(Part of a data file)
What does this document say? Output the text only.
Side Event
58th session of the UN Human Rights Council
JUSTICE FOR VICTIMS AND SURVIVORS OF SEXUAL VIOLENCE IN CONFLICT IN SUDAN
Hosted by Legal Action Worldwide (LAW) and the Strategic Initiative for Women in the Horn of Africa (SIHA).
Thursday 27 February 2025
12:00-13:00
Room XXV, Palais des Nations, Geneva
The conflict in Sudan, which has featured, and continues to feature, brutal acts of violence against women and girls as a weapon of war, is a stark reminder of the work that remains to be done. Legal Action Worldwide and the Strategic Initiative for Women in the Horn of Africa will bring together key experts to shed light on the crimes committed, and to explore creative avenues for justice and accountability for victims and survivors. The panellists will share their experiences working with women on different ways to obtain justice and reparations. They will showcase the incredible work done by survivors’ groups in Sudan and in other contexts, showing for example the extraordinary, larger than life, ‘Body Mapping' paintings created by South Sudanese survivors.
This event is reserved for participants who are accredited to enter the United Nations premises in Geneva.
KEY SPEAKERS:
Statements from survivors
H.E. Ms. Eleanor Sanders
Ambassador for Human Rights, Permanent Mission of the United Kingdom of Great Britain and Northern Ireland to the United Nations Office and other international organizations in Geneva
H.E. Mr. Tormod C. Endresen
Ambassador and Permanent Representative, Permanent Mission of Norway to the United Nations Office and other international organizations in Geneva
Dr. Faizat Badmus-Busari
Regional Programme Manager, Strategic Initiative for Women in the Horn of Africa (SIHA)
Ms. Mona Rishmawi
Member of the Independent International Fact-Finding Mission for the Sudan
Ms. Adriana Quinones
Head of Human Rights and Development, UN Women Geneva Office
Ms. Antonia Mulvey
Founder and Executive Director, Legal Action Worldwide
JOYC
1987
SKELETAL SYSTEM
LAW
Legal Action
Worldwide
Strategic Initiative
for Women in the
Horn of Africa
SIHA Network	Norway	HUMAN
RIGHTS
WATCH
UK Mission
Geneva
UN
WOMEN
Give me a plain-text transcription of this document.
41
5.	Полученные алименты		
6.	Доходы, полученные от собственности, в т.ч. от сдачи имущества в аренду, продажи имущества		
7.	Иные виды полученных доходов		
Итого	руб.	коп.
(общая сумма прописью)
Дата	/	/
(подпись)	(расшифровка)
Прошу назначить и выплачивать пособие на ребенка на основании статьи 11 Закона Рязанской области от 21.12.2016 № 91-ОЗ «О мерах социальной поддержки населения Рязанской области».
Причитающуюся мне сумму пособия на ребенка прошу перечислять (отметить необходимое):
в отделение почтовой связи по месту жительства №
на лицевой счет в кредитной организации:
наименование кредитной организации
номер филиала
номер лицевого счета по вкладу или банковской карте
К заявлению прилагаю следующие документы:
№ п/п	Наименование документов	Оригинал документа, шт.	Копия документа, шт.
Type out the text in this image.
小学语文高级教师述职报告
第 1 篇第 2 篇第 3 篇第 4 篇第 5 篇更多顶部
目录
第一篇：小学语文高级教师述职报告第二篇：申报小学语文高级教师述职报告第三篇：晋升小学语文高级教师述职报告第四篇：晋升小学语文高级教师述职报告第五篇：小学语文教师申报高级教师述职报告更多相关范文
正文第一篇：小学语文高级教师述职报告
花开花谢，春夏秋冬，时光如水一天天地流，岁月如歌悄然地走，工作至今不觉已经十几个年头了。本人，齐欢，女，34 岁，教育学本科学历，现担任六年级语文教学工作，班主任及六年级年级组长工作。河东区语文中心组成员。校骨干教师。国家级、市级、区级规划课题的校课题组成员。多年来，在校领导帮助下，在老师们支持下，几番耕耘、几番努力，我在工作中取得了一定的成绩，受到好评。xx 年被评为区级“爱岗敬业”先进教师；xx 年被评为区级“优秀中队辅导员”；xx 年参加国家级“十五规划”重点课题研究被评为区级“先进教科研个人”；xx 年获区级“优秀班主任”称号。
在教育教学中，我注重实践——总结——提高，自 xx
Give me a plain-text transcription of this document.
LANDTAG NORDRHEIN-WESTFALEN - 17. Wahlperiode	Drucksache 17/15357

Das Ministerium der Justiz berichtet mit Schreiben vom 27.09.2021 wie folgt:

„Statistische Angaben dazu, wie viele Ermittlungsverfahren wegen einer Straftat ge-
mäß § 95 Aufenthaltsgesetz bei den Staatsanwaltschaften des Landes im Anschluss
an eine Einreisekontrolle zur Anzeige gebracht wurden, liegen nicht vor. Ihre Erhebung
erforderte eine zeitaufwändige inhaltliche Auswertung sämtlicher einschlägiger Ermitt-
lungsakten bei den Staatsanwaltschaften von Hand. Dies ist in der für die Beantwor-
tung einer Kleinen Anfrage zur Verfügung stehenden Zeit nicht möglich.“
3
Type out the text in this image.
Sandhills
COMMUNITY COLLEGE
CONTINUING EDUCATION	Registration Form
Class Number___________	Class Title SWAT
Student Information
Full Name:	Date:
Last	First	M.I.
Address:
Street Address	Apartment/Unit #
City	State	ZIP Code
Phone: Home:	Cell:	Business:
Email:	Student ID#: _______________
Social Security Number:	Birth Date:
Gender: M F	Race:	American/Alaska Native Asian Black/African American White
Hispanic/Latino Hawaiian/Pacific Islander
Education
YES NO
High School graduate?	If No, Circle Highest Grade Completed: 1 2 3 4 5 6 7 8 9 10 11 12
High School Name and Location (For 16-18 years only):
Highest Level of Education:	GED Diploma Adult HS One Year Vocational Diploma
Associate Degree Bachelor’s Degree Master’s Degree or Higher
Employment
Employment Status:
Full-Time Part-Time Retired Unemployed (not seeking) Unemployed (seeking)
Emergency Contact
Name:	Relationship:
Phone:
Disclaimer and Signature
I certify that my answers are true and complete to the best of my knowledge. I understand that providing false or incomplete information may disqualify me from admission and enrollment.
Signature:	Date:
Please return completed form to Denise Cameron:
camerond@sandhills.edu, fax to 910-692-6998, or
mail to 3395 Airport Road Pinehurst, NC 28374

--- Objective ---
Extract the complete listing above, reproducing each line exactly.

--- Response ---
What does this document say? Output the text only.
Side Event
58th session of the UN Human Rights Council
JUSTICE FOR VICTIMS AND SURVIVORS OF SEXUAL VIOLENCE IN CONFLICT IN SUDAN
Hosted by Legal Action Worldwide (LAW) and the Strategic Initiative for Women in the Horn of Africa (SIHA).
Thursday 27 February 2025
12:00-13:00
Room XXV, Palais des Nations, Geneva
The conflict in Sudan, which has featured, and continues to feature, brutal acts of violence against women and girls as a weapon of war, is a stark reminder of the work that remains to be done. Legal Action Worldwide and the Strategic Initiative for Women in the Horn of Africa will bring together key experts to shed light on the crimes committed, and to explore creative avenues for justice and accountability for victims and survivors. The panellists will share their experiences working with women on different ways to obtain justice and reparations. They will showcase the incredible work done by survivors’ groups in Sudan and in other contexts, showing for example the extraordinary, larger than life, ‘Body Mapping' paintings created by South Sudanese survivors.
This event is reserved for participants who are accredited to enter the United Nations premises in Geneva.
KEY SPEAKERS:
Statements from survivors
H.E. Ms. Eleanor Sanders
Ambassador for Human Rights, Permanent Mission of the United Kingdom of Great Britain and Northern Ireland to the United Nations Office and other international organizations in Geneva
H.E. Mr. Tormod C. Endresen
Ambassador and Permanent Representative, Permanent Mission of Norway to the United Nations Office and other international organizations in Geneva
Dr. Faizat Badmus-Busari
Regional Programme Manager, Strategic Initiative for Women in the Horn of Africa (SIHA)
Ms. Mona Rishmawi
Member of the Independent International Fact-Finding Mission for the Sudan
Ms. Adriana Quinones
Head of Human Rights and Development, UN Women Geneva Office
Ms. Antonia Mulvey
Founder and Executive Director, Legal Action Worldwide
JOYC
1987
SKELETAL SYSTEM
LAW
Legal Action
Worldwide
Strategic Initiative
for Women in the
Horn of Africa
SIHA Network	Norway	HUMAN
RIGHTS
WATCH
UK Mission
Geneva
UN
WOMEN
Give me a plain-text transcription of this document.
41
5.	Полученные алименты		
6.	Доходы, полученные от собственности, в т.ч. от сдачи имущества в аренду, продажи имущества		
7.	Иные виды полученных доходов		
Итого	руб.	коп.
(общая сумма прописью)
Дата	/	/
(подпись)	(расшифровка)
Прошу назначить и выплачивать пособие на ребенка на основании статьи 11 Закона Рязанской области от 21.12.2016 № 91-ОЗ «О мерах социальной поддержки населения Рязанской области».
Причитающуюся мне сумму пособия на ребенка прошу перечислять (отметить необходимое):
в отделение почтовой связи по месту жительства №
на лицевой счет в кредитной организации:
наименование кредитной организации
номер филиала
номер лицевого счета по вкладу или банковской карте
К заявлению прилагаю следующие документы:
№ п/п	Наименование документов	Оригинал документа, шт.	Копия документа, шт.
Type out the text in this image.
小学语文高级教师述职报告
第 1 篇第 2 篇第 3 篇第 4 篇第 5 篇更多顶部
目录
第一篇：小学语文高级教师述职报告第二篇：申报小学语文高级教师述职报告第三篇：晋升小学语文高级教师述职报告第四篇：晋升小学语文高级教师述职报告第五篇：小学语文教师申报高级教师述职报告更多相关范文
正文第一篇：小学语文高级教师述职报告
花开花谢，春夏秋冬，时光如水一天天地流，岁月如歌悄然地走，工作至今不觉已经十几个年头了。本人，齐欢，女，34 岁，教育学本科学历，现担任六年级语文教学工作，班主任及六年级年级组长工作。河东区语文中心组成员。校骨干教师。国家级、市级、区级规划课题的校课题组成员。多年来，在校领导帮助下，在老师们支持下，几番耕耘、几番努力，我在工作中取得了一定的成绩，受到好评。xx 年被评为区级“爱岗敬业”先进教师；xx 年被评为区级“优秀中队辅导员”；xx 年参加国家级“十五规划”重点课题研究被评为区级“先进教科研个人”；xx 年获区级“优秀班主任”称号。
在教育教学中，我注重实践——总结——提高，自 xx
Give me a plain-text transcription of this document.
LANDTAG NORDRHEIN-WESTFALEN - 17. Wahlperiode	Drucksache 17/15357

Das Ministerium der Justiz berichtet mit Schreiben vom 27.09.2021 wie folgt:

„Statistische Angaben dazu, wie viele Ermittlungsverfahren wegen einer Straftat ge-
mäß § 95 Aufenthaltsgesetz bei den Staatsanwaltschaften des Landes im Anschluss
an eine Einreisekontrolle zur Anzeige gebracht wurden, liegen nicht vor. Ihre Erhebung
erforderte eine zeitaufwändige inhaltliche Auswertung sämtlicher einschlägiger Ermitt-
lungsakten bei den Staatsanwaltschaften von Hand. Dies ist in der für die Beantwor-
tung einer Kleinen Anfrage zur Verfügung stehenden Zeit nicht möglich.“
3
Type out the text in this image.
Sandhills
COMMUNITY COLLEGE
CONTINUING EDUCATION	Registration Form
Class Number___________	Class Title SWAT
Student Information
Full Name:	Date:
Last	First	M.I.
Address:
Street Address	Apartment/Unit #
City	State	ZIP Code
Phone: Home:	Cell:	Business:
Email:	Student ID#: _______________
Social Security Number:	Birth Date:
Gender: M F	Race:	American/Alaska Native Asian Black/African American White
Hispanic/Latino Hawaiian/Pacific Islander
Education
YES NO
High School graduate?	If No, Circle Highest Grade Completed: 1 2 3 4 5 6 7 8 9 10 11 12
High School Name and Location (For 16-18 years only):
Highest Level of Education:	GED Diploma Adult HS One Year Vocational Diploma
Associate Degree Bachelor’s Degree Master’s Degree or Higher
Employment
Employment Status:
Full-Time Part-Time Retired Unemployed (not seeking) Unemployed (seeking)
Emergency Contact
Name:	Relationship:
Phone:
Disclaimer and Signature
I certify that my answers are true and complete to the best of my knowledge. I understand that providing false or incomplete information may disqualify me from admission and enrollment.
Signature:	Date:
Please return completed form to Denise Cameron:
camerond@sandhills.edu, fax to 910-692-6998, or
mail to 3395 Airport Road Pinehurst, NC 28374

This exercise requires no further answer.